(Collected data entries)
▬▬▬▬▬▬▬▬▬▬

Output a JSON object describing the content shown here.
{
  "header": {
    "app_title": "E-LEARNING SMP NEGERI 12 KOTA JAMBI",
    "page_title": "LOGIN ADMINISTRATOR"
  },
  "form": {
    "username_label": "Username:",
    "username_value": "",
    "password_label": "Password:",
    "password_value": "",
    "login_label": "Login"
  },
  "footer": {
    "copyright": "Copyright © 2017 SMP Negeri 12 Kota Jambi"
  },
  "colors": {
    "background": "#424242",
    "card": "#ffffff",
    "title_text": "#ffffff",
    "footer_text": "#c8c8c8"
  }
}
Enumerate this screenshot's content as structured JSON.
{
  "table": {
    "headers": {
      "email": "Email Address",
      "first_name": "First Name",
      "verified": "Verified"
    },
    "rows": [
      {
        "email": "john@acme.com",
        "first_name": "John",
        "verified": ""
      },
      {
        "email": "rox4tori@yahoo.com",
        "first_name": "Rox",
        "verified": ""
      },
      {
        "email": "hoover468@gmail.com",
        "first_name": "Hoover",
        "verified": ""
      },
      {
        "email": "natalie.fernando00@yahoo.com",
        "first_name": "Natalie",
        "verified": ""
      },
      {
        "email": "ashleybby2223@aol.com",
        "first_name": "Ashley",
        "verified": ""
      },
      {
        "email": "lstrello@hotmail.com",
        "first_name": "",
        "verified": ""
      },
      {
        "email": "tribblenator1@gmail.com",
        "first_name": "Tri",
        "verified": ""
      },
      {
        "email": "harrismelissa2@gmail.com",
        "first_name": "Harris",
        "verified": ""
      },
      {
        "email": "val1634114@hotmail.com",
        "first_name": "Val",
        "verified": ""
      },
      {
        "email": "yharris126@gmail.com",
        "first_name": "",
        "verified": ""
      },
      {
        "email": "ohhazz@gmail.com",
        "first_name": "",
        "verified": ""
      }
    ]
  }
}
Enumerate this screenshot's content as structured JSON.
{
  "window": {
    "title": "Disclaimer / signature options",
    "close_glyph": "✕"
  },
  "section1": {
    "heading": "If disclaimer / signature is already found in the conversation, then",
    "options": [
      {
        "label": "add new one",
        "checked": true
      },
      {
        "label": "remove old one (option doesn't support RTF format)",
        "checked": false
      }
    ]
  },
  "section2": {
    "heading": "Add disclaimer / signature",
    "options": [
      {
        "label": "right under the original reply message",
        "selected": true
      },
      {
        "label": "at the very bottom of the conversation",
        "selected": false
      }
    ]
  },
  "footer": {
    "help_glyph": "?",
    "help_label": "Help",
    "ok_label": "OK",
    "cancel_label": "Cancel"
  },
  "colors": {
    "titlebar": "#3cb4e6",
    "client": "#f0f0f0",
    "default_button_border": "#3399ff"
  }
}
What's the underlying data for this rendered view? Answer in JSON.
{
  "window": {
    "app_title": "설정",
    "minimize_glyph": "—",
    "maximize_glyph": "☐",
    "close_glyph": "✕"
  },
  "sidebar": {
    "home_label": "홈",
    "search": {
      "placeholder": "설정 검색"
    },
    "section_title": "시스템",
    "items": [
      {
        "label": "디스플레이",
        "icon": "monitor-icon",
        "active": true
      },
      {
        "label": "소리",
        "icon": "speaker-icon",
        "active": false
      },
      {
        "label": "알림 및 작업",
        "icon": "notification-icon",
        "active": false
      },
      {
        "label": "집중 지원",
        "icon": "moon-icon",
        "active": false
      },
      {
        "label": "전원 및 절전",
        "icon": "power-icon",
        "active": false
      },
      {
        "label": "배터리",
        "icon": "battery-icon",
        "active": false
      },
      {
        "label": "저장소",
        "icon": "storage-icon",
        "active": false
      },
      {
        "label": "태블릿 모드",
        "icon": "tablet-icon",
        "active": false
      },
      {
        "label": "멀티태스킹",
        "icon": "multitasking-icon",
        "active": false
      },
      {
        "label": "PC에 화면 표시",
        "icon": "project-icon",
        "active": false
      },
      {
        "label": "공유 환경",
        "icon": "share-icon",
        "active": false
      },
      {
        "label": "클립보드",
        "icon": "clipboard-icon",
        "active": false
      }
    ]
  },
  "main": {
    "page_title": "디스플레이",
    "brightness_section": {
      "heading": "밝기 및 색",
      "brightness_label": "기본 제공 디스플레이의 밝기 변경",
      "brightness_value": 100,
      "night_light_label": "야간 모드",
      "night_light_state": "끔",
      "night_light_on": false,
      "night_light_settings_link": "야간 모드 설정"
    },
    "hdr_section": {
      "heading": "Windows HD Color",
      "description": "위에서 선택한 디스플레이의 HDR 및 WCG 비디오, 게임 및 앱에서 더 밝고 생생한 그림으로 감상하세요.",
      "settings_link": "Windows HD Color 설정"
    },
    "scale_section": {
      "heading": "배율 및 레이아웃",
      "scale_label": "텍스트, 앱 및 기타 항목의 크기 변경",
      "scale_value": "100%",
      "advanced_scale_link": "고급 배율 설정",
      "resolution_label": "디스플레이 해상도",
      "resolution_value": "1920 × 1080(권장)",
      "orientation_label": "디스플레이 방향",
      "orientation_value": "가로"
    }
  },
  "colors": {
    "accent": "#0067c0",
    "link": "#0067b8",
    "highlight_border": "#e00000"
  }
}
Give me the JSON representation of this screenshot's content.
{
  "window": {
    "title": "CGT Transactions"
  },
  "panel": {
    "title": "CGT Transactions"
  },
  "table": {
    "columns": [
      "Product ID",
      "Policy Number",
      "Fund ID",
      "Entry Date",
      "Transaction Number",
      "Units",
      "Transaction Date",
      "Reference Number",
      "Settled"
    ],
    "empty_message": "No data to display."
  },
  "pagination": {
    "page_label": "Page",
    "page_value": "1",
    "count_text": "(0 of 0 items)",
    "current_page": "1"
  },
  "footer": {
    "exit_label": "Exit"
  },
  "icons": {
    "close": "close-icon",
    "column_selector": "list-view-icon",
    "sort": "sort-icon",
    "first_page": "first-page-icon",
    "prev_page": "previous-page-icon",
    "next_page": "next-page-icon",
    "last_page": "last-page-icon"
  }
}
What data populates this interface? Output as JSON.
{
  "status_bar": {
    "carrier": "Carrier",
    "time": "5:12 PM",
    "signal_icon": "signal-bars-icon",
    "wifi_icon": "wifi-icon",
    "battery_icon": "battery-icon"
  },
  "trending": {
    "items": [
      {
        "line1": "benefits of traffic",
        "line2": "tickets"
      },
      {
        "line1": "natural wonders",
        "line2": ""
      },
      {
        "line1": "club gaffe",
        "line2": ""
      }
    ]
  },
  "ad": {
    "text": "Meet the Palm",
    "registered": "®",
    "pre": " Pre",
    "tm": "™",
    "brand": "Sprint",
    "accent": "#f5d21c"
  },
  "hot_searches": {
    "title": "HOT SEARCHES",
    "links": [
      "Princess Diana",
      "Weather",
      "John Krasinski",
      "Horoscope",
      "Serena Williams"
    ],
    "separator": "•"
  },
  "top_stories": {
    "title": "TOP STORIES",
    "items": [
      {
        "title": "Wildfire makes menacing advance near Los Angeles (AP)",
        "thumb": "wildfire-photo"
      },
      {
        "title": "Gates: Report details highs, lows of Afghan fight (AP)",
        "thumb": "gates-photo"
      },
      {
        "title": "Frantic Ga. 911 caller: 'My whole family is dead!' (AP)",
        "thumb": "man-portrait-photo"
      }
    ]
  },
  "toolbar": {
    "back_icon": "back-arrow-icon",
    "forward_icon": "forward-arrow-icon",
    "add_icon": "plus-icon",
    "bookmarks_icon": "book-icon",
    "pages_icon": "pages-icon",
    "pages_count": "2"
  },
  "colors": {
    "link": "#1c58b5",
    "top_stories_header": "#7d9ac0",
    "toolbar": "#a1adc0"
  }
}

▬▬▬▬▬▬▬▬▬▬

> [Given task] Copy the material above, line for line.

> [The solution]
Output a JSON object describing the content shown here.
{
  "header": {
    "app_title": "E-LEARNING SMP NEGERI 12 KOTA JAMBI",
    "page_title": "LOGIN ADMINISTRATOR"
  },
  "form": {
    "username_label": "Username:",
    "username_value": "",
    "password_label": "Password:",
    "password_value": "",
    "login_label": "Login"
  },
  "footer": {
    "copyright": "Copyright © 2017 SMP Negeri 12 Kota Jambi"
  },
  "colors": {
    "background": "#424242",
    "card": "#ffffff",
    "title_text": "#ffffff",
    "footer_text": "#c8c8c8"
  }
}
Enumerate this screenshot's content as structured JSON.
{
  "table": {
    "headers": {
      "email": "Email Address",
      "first_name": "First Name",
      "verified": "Verified"
    },
    "rows": [
      {
        "email": "john@acme.com",
        "first_name": "John",
        "verified": ""
      },
      {
        "email": "rox4tori@yahoo.com",
        "first_name": "Rox",
        "verified": ""
      },
      {
        "email": "hoover468@gmail.com",
        "first_name": "Hoover",
        "verified": ""
      },
      {
        "email": "natalie.fernando00@yahoo.com",
        "first_name": "Natalie",
        "verified": ""
      },
      {
        "email": "ashleybby2223@aol.com",
        "first_name": "Ashley",
        "verified": ""
      },
      {
        "email": "lstrello@hotmail.com",
        "first_name": "",
        "verified": ""
      },
      {
        "email": "tribblenator1@gmail.com",
        "first_name": "Tri",
        "verified": ""
      },
      {
        "email": "harrismelissa2@gmail.com",
        "first_name": "Harris",
        "verified": ""
      },
      {
        "email": "val1634114@hotmail.com",
        "first_name": "Val",
        "verified": ""
      },
      {
        "email": "yharris126@gmail.com",
        "first_name": "",
        "verified": ""
      },
      {
        "email": "ohhazz@gmail.com",
        "first_name": "",
        "verified": ""
      }
    ]
  }
}
Enumerate this screenshot's content as structured JSON.
{
  "window": {
    "title": "Disclaimer / signature options",
    "close_glyph": "✕"
  },
  "section1": {
    "heading": "If disclaimer / signature is already found in the conversation, then",
    "options": [
      {
        "label": "add new one",
        "checked": true
      },
      {
        "label": "remove old one (option doesn't support RTF format)",
        "checked": false
      }
    ]
  },
  "section2": {
    "heading": "Add disclaimer / signature",
    "options": [
      {
        "label": "right under the original reply message",
        "selected": true
      },
      {
        "label": "at the very bottom of the conversation",
        "selected": false
      }
    ]
  },
  "footer": {
    "help_glyph": "?",
    "help_label": "Help",
    "ok_label": "OK",
    "cancel_label": "Cancel"
  },
  "colors": {
    "titlebar": "#3cb4e6",
    "client": "#f0f0f0",
    "default_button_border": "#3399ff"
  }
}
What's the underlying data for this rendered view? Answer in JSON.
{
  "window": {
    "app_title": "설정",
    "minimize_glyph": "—",
    "maximize_glyph": "☐",
    "close_glyph": "✕"
  },
  "sidebar": {
    "home_label": "홈",
    "search": {
      "placeholder": "설정 검색"
    },
    "section_title": "시스템",
    "items": [
      {
        "label": "디스플레이",
        "icon": "monitor-icon",
        "active": true
      },
      {
        "label": "소리",
        "icon": "speaker-icon",
        "active": false
      },
      {
        "label": "알림 및 작업",
        "icon": "notification-icon",
        "active": false
      },
      {
        "label": "집중 지원",
        "icon": "moon-icon",
        "active": false
      },
      {
        "label": "전원 및 절전",
        "icon": "power-icon",
        "active": false
      },
      {
        "label": "배터리",
        "icon": "battery-icon",
        "active": false
      },
      {
        "label": "저장소",
        "icon": "storage-icon",
        "active": false
      },
      {
        "label": "태블릿 모드",
        "icon": "tablet-icon",
        "active": false
      },
      {
        "label": "멀티태스킹",
        "icon": "multitasking-icon",
        "active": false
      },
      {
        "label": "PC에 화면 표시",
        "icon": "project-icon",
        "active": false
      },
      {
        "label": "공유 환경",
        "icon": "share-icon",
        "active": false
      },
      {
        "label": "클립보드",
        "icon": "clipboard-icon",
        "active": false
      }
    ]
  },
  "main": {
    "page_title": "디스플레이",
    "brightness_section": {
      "heading": "밝기 및 색",
      "brightness_label": "기본 제공 디스플레이의 밝기 변경",
      "brightness_value": 100,
      "night_light_label": "야간 모드",
      "night_light_state": "끔",
      "night_light_on": false,
      "night_light_settings_link": "야간 모드 설정"
    },
    "hdr_section": {
      "heading": "Windows HD Color",
      "description": "위에서 선택한 디스플레이의 HDR 및 WCG 비디오, 게임 및 앱에서 더 밝고 생생한 그림으로 감상하세요.",
      "settings_link": "Windows HD Color 설정"
    },
    "scale_section": {
      "heading": "배율 및 레이아웃",
      "scale_label": "텍스트, 앱 및 기타 항목의 크기 변경",
      "scale_value": "100%",
      "advanced_scale_link": "고급 배율 설정",
      "resolution_label": "디스플레이 해상도",
      "resolution_value": "1920 × 1080(권장)",
      "orientation_label": "디스플레이 방향",
      "orientation_value": "가로"
    }
  },
  "colors": {
    "accent": "#0067c0",
    "link": "#0067b8",
    "highlight_border": "#e00000"
  }
}
Give me the JSON representation of this screenshot's content.
{
  "window": {
    "title": "CGT Transactions"
  },
  "panel": {
    "title": "CGT Transactions"
  },
  "table": {
    "columns": [
      "Product ID",
      "Policy Number",
      "Fund ID",
      "Entry Date",
      "Transaction Number",
      "Units",
      "Transaction Date",
      "Reference Number",
      "Settled"
    ],
    "empty_message": "No data to display."
  },
  "pagination": {
    "page_label": "Page",
    "page_value": "1",
    "count_text": "(0 of 0 items)",
    "current_page": "1"
  },
  "footer": {
    "exit_label": "Exit"
  },
  "icons": {
    "close": "close-icon",
    "column_selector": "list-view-icon",
    "sort": "sort-icon",
    "first_page": "first-page-icon",
    "prev_page": "previous-page-icon",
    "next_page": "next-page-icon",
    "last_page": "last-page-icon"
  }
}
What data populates this interface? Output as JSON.
{
  "status_bar": {
    "carrier": "Carrier",
    "time": "5:12 PM",
    "signal_icon": "signal-bars-icon",
    "wifi_icon": "wifi-icon",
    "battery_icon": "battery-icon"
  },
  "trending": {
    "items": [
      {
        "line1": "benefits of traffic",
        "line2": "tickets"
      },
      {
        "line1": "natural wonders",
        "line2": ""
      },
      {
        "line1": "club gaffe",
        "line2": ""
      }
    ]
  },
  "ad": {
    "text": "Meet the Palm",
    "registered": "®",
    "pre": " Pre",
    "tm": "™",
    "brand": "Sprint",
    "accent": "#f5d21c"
  },
  "hot_searches": {
    "title": "HOT SEARCHES",
    "links": [
      "Princess Diana",
      "Weather",
      "John Krasinski",
      "Horoscope",
      "Serena Williams"
    ],
    "separator": "•"
  },
  "top_stories": {
    "title": "TOP STORIES",
    "items": [
      {
        "title": "Wildfire makes menacing advance near Los Angeles (AP)",
        "thumb": "wildfire-photo"
      },
      {
        "title": "Gates: Report details highs, lows of Afghan fight (AP)",
        "thumb": "gates-photo"
      },
      {
        "title": "Frantic Ga. 911 caller: 'My whole family is dead!' (AP)",
        "thumb": "man-portrait-photo"
      }
    ]
  },
  "toolbar": {
    "back_icon": "back-arrow-icon",
    "forward_icon": "forward-arrow-icon",
    "add_icon": "plus-icon",
    "bookmarks_icon": "book-icon",
    "pages_icon": "pages-icon",
    "pages_count": "2"
  },
  "colors": {
    "link": "#1c58b5",
    "top_stories_header": "#7d9ac0",
    "toolbar": "#a1adc0"
  }
}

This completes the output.